Entries from a visual dataset:
--------

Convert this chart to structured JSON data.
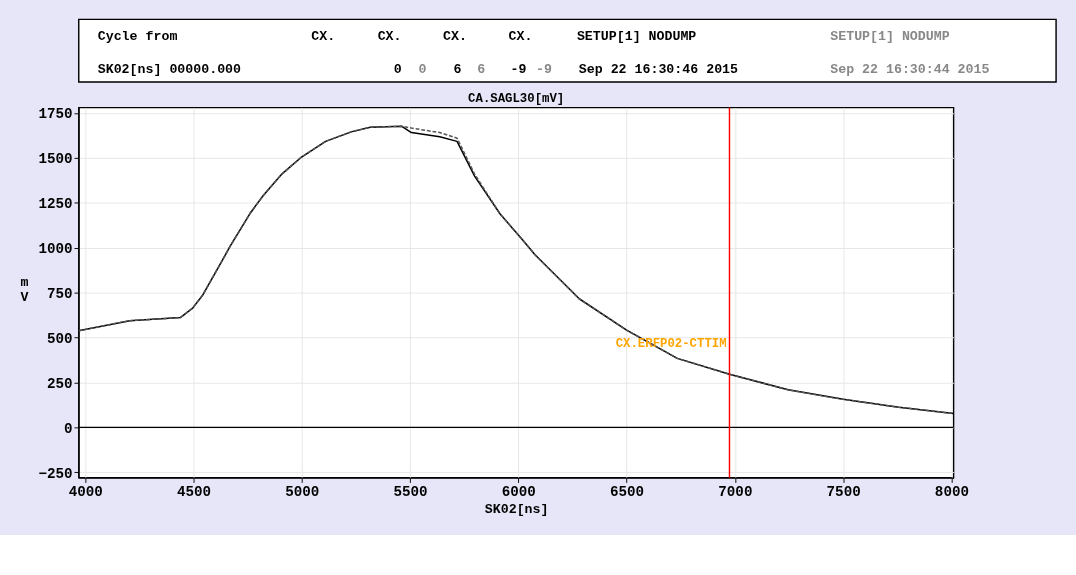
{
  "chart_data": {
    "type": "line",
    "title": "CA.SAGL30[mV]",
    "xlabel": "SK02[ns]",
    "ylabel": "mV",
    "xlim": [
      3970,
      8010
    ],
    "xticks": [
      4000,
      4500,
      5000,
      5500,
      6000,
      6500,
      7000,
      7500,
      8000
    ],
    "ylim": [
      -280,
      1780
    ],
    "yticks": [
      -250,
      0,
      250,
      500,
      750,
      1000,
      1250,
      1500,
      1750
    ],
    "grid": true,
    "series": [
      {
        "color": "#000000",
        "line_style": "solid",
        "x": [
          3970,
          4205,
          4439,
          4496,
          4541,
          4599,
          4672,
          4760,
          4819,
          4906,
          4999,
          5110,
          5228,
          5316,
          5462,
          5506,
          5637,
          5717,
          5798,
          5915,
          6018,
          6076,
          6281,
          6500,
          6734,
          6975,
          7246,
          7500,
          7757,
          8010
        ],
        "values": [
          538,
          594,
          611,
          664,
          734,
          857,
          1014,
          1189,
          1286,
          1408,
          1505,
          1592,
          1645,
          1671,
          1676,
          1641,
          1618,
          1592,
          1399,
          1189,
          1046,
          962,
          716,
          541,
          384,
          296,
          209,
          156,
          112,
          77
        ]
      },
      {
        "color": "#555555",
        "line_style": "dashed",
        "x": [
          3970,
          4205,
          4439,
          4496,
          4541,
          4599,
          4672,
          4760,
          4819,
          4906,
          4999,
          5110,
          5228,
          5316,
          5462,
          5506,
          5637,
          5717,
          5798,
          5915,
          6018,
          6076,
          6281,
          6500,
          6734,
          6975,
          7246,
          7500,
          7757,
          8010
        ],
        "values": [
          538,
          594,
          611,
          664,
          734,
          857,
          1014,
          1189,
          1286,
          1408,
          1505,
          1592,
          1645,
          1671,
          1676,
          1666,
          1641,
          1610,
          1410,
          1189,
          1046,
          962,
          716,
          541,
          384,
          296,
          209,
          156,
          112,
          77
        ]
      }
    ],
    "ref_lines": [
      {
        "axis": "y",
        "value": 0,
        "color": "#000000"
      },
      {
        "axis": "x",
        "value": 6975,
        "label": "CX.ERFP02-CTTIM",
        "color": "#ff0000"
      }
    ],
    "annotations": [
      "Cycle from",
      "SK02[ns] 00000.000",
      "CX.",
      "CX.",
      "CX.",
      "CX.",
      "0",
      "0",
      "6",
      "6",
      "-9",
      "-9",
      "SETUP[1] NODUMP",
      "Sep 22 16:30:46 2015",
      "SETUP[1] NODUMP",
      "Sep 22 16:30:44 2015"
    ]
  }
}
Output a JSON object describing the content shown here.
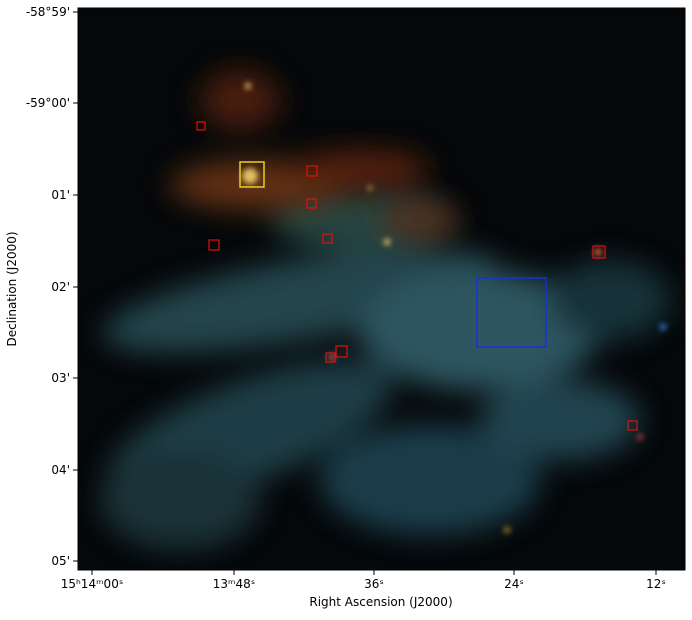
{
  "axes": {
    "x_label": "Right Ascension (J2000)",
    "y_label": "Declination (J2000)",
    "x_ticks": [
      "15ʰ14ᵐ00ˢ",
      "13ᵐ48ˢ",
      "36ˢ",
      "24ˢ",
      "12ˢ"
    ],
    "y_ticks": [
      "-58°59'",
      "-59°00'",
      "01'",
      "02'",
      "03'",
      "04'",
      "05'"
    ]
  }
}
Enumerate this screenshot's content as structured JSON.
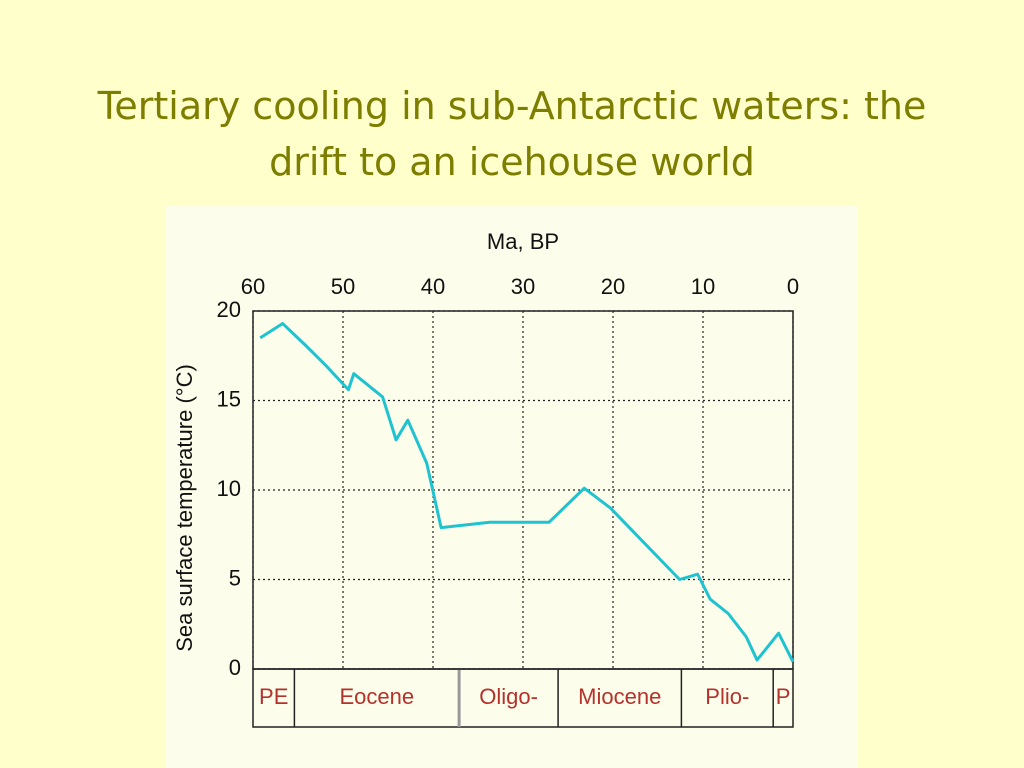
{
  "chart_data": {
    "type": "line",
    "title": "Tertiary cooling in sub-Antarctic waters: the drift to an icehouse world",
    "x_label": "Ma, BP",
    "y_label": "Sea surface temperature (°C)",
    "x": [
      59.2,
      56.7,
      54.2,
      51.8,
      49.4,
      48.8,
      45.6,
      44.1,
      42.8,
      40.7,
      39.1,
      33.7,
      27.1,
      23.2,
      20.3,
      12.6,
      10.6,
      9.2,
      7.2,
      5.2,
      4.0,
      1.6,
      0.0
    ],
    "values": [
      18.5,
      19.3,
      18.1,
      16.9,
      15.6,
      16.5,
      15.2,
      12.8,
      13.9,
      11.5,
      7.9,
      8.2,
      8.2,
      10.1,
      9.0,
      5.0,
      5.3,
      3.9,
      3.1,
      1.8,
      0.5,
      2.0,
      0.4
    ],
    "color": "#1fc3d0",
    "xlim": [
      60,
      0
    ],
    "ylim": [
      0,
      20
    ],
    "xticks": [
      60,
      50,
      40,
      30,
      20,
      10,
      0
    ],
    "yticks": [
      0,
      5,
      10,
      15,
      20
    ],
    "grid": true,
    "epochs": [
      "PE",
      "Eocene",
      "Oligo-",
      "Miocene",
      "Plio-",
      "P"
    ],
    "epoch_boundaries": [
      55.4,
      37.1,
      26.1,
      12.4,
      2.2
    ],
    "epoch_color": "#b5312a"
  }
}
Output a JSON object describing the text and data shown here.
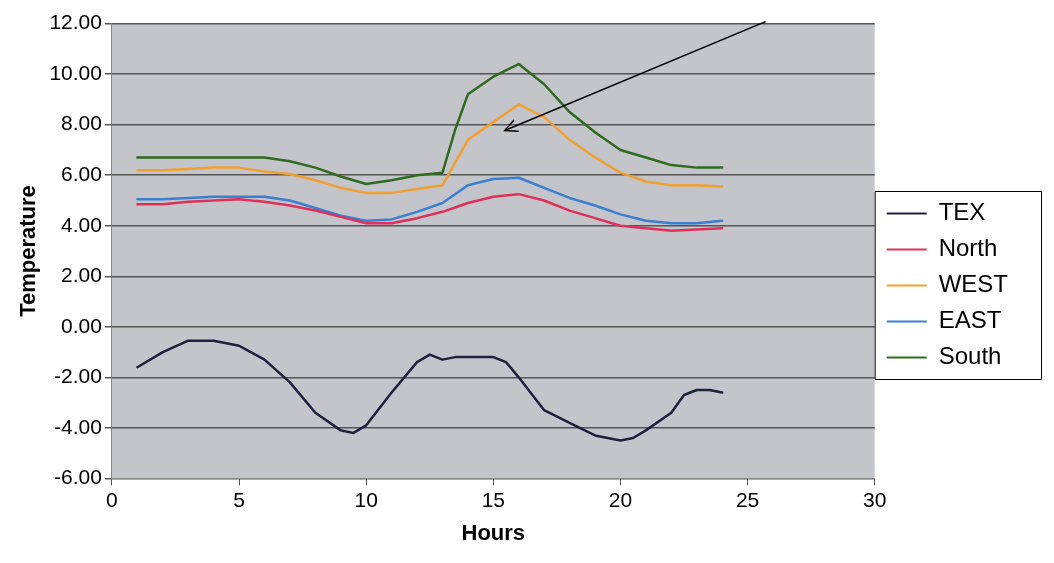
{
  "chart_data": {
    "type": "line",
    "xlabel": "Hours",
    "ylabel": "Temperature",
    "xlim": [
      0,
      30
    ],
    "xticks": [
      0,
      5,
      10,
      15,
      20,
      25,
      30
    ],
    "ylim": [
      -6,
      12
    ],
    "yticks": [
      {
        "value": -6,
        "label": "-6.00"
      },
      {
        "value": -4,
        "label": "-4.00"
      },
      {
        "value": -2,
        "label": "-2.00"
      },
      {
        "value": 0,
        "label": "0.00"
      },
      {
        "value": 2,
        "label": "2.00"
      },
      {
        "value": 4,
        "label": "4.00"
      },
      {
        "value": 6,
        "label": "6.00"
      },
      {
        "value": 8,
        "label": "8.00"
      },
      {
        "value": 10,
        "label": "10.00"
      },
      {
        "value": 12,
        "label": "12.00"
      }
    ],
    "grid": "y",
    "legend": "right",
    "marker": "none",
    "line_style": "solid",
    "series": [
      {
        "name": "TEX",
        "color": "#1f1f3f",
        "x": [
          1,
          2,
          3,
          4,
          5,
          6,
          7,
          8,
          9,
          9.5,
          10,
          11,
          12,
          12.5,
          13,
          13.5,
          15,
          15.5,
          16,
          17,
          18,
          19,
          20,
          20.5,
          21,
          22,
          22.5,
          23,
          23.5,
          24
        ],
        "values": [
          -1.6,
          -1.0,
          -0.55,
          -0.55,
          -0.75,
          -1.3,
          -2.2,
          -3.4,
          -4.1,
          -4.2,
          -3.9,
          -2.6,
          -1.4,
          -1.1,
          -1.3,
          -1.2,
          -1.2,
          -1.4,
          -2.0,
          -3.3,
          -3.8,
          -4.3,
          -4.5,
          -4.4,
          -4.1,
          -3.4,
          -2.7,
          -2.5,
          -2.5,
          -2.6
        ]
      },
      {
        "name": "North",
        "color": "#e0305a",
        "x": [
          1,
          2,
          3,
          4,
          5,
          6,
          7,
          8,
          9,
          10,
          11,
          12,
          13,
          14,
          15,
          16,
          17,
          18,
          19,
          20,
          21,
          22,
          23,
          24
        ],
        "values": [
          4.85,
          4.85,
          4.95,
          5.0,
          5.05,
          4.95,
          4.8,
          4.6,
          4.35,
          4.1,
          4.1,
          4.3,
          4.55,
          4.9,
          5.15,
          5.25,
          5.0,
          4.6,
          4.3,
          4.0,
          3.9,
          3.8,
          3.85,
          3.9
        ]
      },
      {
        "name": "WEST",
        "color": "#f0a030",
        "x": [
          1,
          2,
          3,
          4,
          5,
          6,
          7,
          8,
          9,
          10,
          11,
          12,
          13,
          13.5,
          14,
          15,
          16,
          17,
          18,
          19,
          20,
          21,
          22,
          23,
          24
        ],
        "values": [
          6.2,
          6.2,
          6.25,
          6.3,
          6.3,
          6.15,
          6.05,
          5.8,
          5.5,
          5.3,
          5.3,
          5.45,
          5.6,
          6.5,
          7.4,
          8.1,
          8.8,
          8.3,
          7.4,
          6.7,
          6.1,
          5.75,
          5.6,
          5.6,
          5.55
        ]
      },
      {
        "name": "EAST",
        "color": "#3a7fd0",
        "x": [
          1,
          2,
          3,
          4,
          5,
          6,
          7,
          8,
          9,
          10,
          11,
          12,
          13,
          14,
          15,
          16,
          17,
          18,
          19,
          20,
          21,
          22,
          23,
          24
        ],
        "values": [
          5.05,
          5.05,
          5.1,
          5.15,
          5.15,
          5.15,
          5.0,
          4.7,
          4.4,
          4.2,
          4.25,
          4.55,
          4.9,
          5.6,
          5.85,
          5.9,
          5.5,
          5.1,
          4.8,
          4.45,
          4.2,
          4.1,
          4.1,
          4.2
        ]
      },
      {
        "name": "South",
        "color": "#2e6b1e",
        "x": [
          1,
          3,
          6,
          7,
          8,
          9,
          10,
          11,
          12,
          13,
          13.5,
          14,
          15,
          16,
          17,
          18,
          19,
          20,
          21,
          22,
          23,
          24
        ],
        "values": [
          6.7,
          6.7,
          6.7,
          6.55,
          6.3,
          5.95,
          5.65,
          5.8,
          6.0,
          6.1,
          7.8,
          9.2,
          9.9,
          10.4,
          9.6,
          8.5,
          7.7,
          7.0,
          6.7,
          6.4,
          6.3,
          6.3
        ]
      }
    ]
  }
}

--------

> _WHAT IS NEEDED_
From the entries, copy out each line containing the word "content".

> _THE RESPONSE_
Output a JSON object describing the content shown here.
Enumerate this screenshot's content as structured JSON.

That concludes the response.